[Data tied to figure images]
# # # #
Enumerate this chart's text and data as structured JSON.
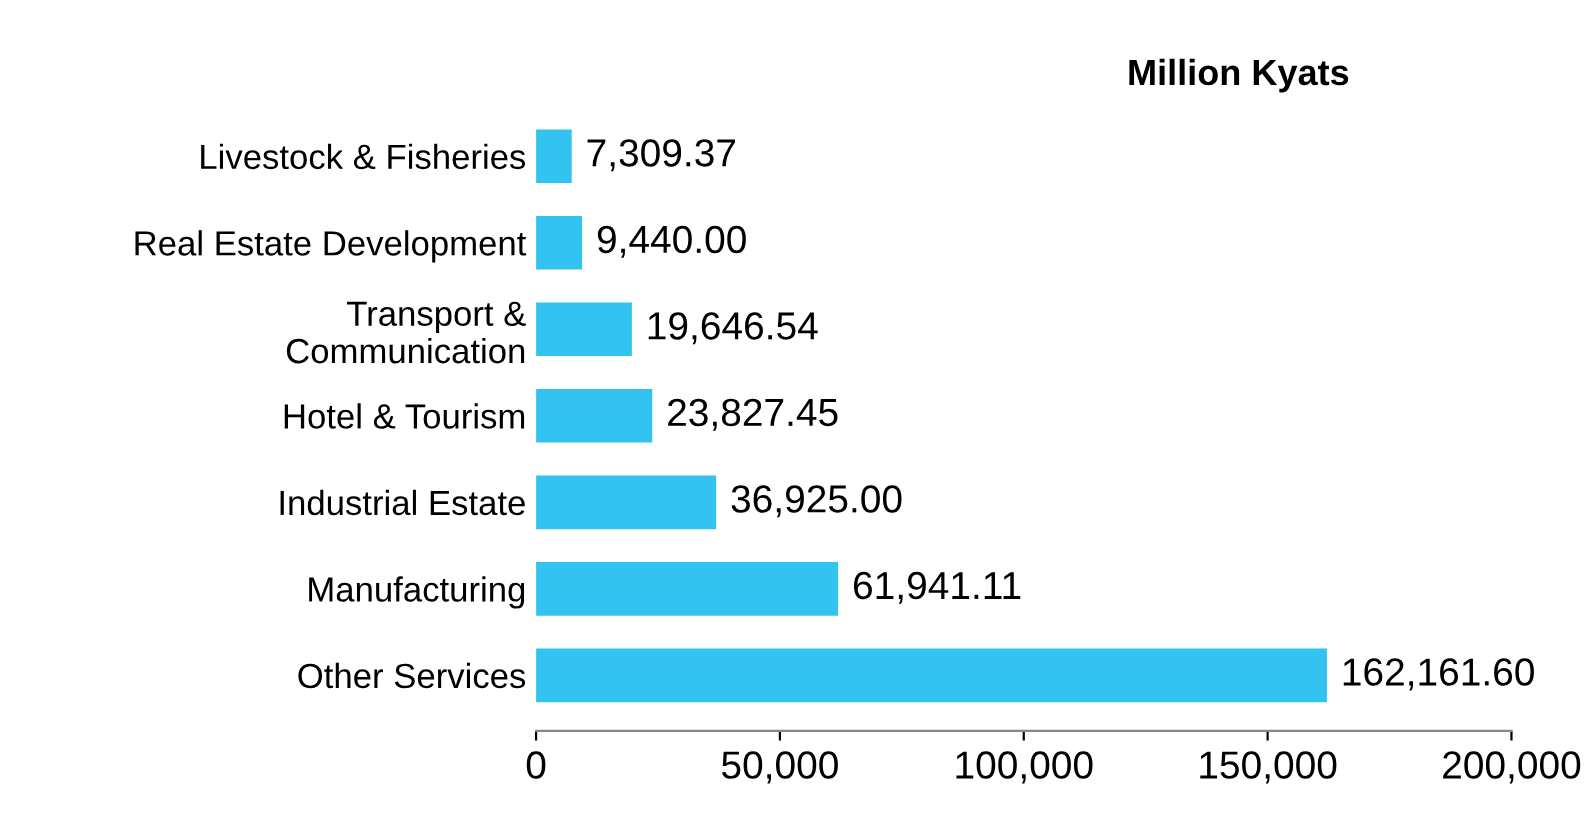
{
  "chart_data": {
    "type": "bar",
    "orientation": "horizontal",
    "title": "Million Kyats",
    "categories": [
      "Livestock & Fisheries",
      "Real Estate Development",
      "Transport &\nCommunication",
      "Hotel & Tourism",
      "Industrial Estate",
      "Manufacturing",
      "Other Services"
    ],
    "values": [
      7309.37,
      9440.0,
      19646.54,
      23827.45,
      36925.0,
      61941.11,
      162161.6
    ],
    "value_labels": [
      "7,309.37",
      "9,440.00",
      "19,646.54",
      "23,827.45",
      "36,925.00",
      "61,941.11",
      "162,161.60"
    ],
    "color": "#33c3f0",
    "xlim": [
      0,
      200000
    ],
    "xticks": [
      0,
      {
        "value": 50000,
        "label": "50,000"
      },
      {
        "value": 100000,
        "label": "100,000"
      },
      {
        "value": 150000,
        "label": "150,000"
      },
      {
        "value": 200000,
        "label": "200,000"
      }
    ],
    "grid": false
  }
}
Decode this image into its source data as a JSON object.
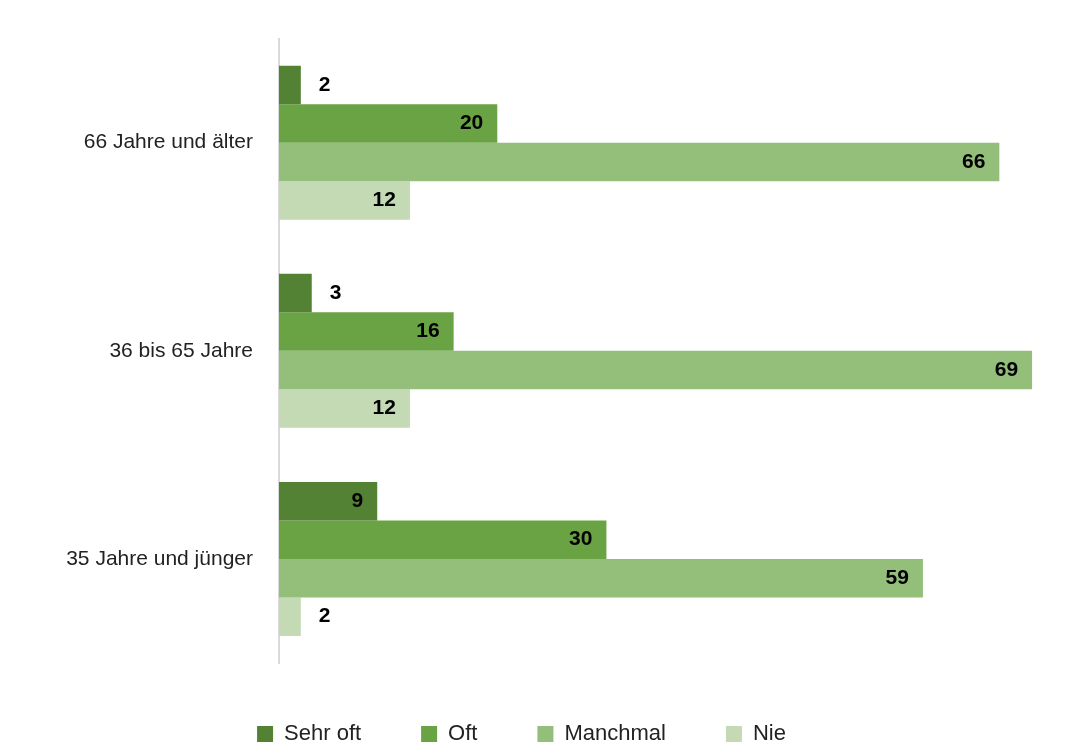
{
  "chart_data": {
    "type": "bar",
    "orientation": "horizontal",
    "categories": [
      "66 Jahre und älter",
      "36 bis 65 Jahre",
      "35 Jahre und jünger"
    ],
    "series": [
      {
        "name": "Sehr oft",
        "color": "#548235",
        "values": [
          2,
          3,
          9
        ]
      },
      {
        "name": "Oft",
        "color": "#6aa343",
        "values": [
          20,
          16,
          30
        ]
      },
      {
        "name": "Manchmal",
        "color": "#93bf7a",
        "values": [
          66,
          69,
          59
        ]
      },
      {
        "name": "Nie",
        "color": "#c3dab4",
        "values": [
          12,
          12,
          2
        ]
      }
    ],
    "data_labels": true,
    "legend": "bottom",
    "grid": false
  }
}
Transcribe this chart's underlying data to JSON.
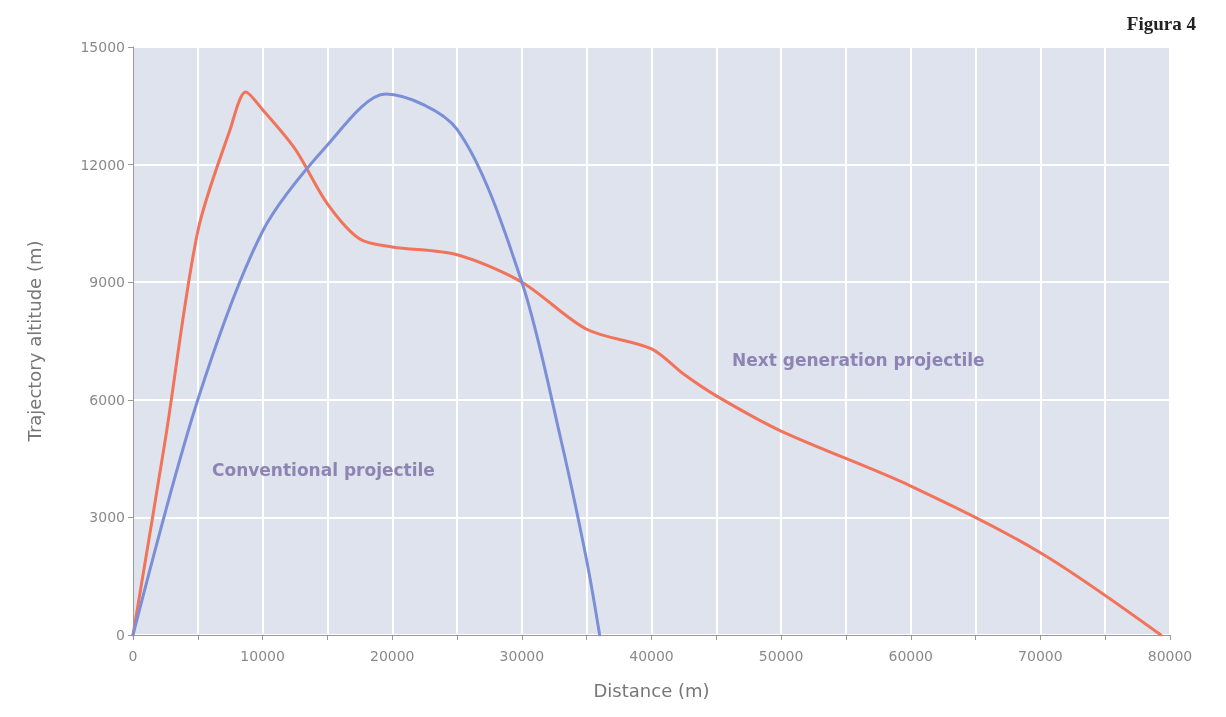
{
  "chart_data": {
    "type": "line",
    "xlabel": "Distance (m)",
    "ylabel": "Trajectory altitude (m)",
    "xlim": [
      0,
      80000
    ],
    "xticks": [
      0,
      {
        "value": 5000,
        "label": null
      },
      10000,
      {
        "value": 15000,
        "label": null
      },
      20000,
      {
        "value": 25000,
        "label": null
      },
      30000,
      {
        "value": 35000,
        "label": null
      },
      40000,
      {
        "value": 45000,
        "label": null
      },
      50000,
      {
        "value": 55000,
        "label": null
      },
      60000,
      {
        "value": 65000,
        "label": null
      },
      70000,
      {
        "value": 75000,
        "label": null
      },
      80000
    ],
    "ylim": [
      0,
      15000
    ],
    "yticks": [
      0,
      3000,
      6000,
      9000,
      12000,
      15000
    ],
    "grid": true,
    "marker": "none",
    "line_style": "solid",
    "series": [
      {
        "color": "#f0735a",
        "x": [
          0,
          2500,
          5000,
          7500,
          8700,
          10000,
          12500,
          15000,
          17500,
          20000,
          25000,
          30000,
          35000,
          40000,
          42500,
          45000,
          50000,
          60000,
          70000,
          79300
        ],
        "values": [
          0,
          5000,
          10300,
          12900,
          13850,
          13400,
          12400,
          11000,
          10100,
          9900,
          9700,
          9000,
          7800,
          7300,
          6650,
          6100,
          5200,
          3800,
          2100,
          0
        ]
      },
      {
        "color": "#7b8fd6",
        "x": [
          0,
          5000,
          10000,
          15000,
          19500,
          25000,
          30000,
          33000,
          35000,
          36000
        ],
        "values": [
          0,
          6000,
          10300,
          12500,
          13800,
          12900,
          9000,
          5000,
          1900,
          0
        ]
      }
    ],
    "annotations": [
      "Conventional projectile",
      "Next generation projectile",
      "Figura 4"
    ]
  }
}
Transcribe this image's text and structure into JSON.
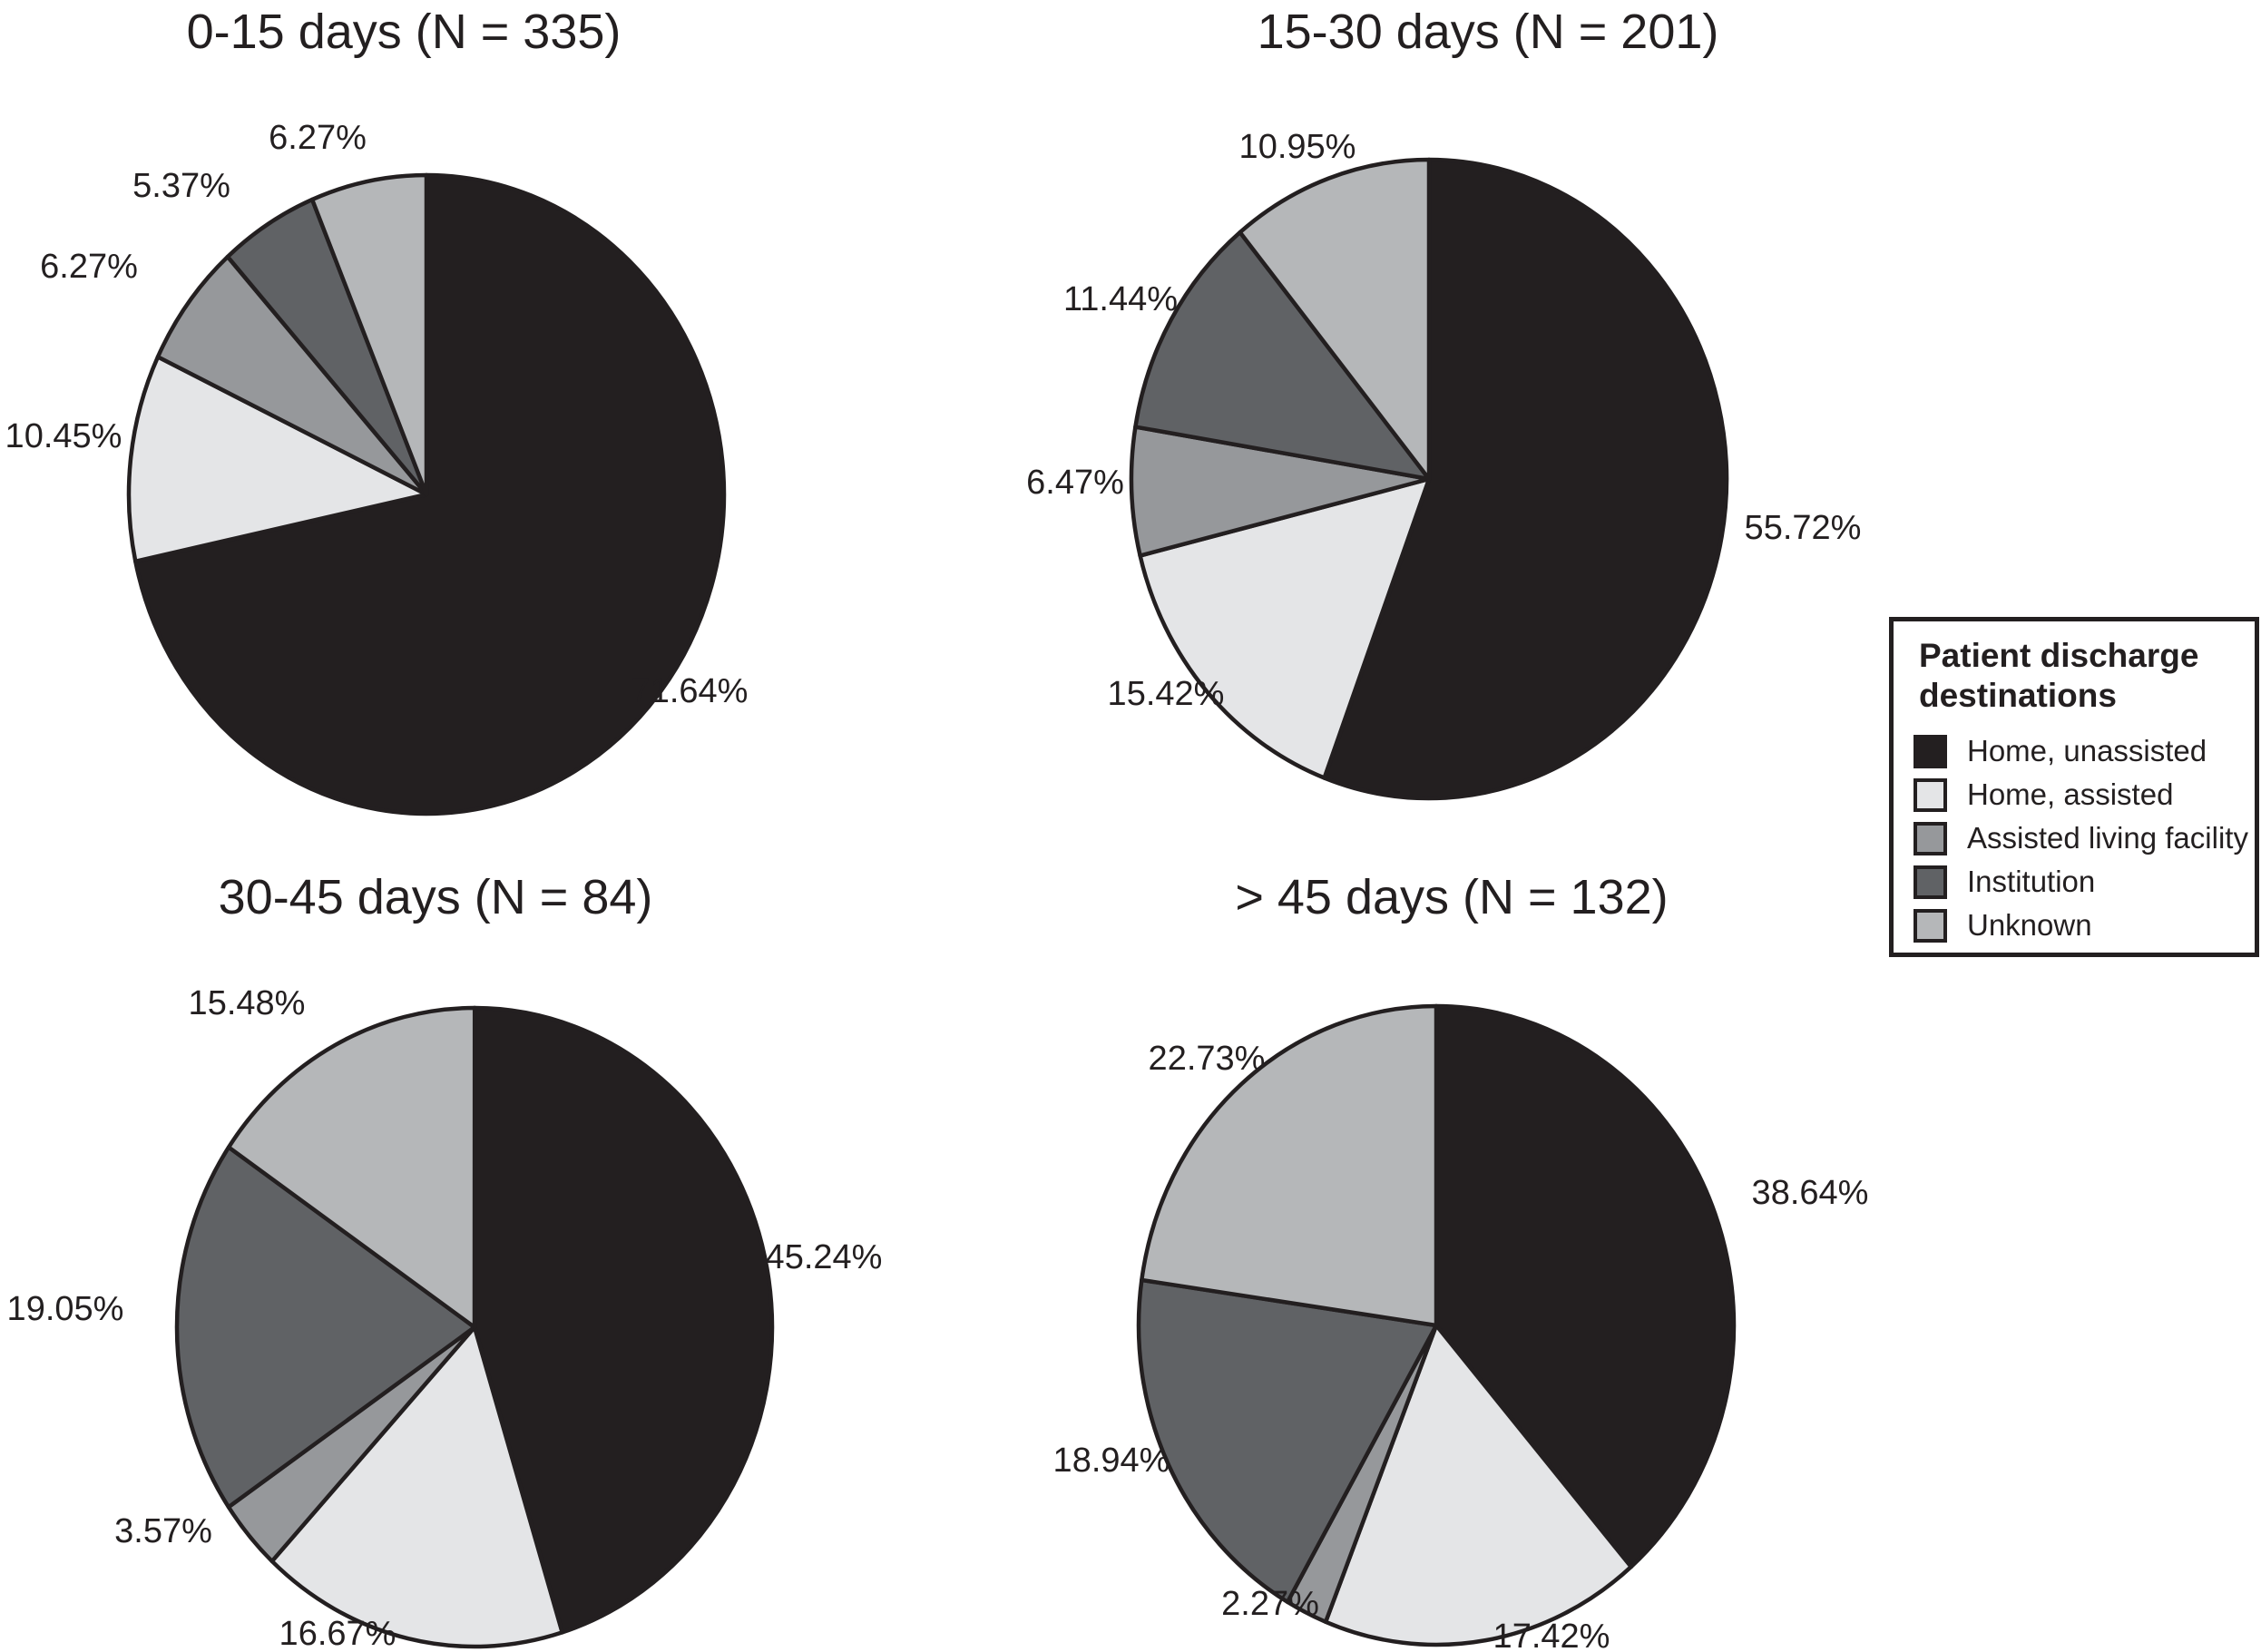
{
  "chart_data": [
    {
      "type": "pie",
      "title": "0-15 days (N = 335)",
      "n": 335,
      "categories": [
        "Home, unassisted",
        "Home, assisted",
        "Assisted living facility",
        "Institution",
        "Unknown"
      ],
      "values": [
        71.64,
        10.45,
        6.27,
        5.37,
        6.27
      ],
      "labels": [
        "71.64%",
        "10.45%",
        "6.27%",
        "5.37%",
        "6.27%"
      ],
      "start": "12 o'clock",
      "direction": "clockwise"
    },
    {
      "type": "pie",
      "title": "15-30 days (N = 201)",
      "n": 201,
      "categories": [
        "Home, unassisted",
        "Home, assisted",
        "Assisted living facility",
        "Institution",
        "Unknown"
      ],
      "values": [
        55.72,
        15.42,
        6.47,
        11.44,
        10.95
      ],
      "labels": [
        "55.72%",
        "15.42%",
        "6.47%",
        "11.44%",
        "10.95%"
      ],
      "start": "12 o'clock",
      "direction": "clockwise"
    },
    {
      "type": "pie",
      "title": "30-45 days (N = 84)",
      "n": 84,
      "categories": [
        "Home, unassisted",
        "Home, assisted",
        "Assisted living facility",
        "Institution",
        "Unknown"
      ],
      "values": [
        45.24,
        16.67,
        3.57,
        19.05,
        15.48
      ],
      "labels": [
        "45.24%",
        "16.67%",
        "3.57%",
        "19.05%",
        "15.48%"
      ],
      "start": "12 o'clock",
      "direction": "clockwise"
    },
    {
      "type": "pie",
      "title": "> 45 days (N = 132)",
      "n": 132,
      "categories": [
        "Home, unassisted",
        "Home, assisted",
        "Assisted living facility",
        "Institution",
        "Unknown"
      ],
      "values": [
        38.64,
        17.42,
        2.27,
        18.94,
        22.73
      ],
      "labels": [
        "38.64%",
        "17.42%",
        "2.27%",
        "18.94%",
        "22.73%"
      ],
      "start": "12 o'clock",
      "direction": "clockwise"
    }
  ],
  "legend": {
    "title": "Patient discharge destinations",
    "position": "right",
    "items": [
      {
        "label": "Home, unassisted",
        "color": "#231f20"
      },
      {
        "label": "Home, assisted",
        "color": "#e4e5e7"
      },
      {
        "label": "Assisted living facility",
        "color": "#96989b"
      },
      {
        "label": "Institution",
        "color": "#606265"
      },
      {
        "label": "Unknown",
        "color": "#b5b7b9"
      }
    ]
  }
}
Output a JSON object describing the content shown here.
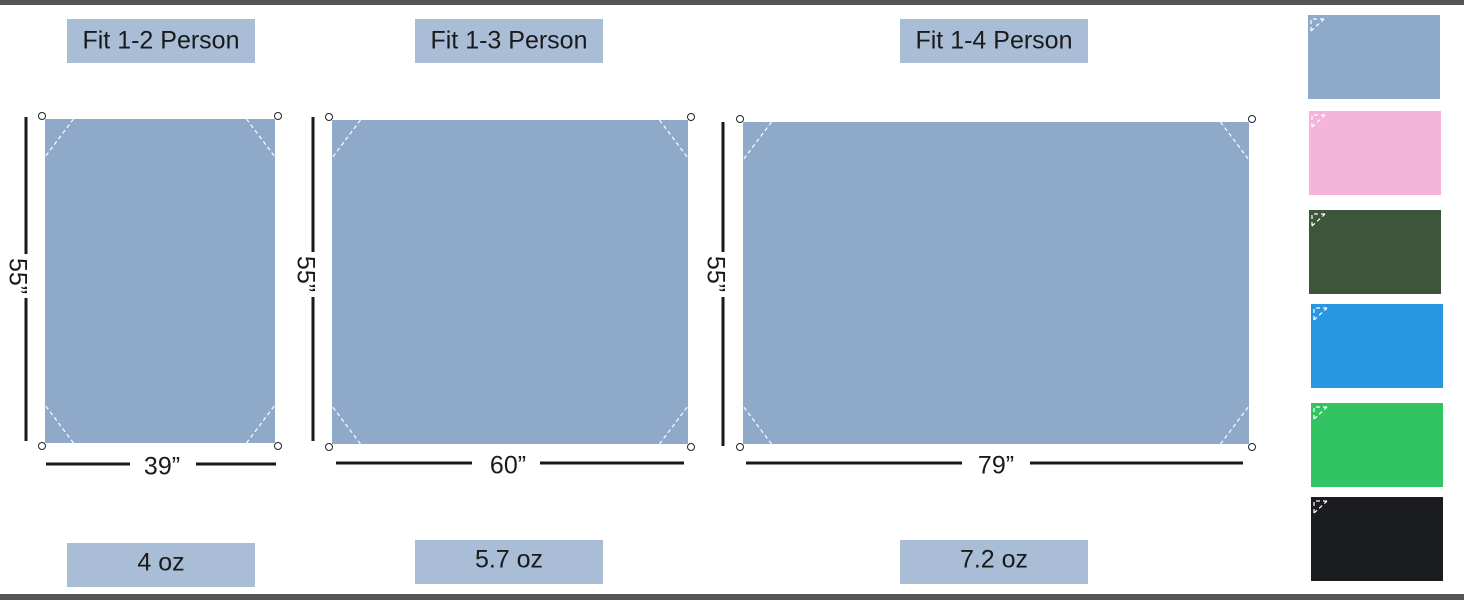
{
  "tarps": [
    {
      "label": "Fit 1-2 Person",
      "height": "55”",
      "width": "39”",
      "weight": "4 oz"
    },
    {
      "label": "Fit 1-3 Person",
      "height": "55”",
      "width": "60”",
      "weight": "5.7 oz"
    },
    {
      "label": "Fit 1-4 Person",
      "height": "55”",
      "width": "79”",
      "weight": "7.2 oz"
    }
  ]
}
# # # #
> STATED EXERCISE: Take every line from the data that contains the word "object".

> RESULT OF THIS TASK:
Decode this image into its source data as a JSON object.
Output a JSON object describing the content shown here.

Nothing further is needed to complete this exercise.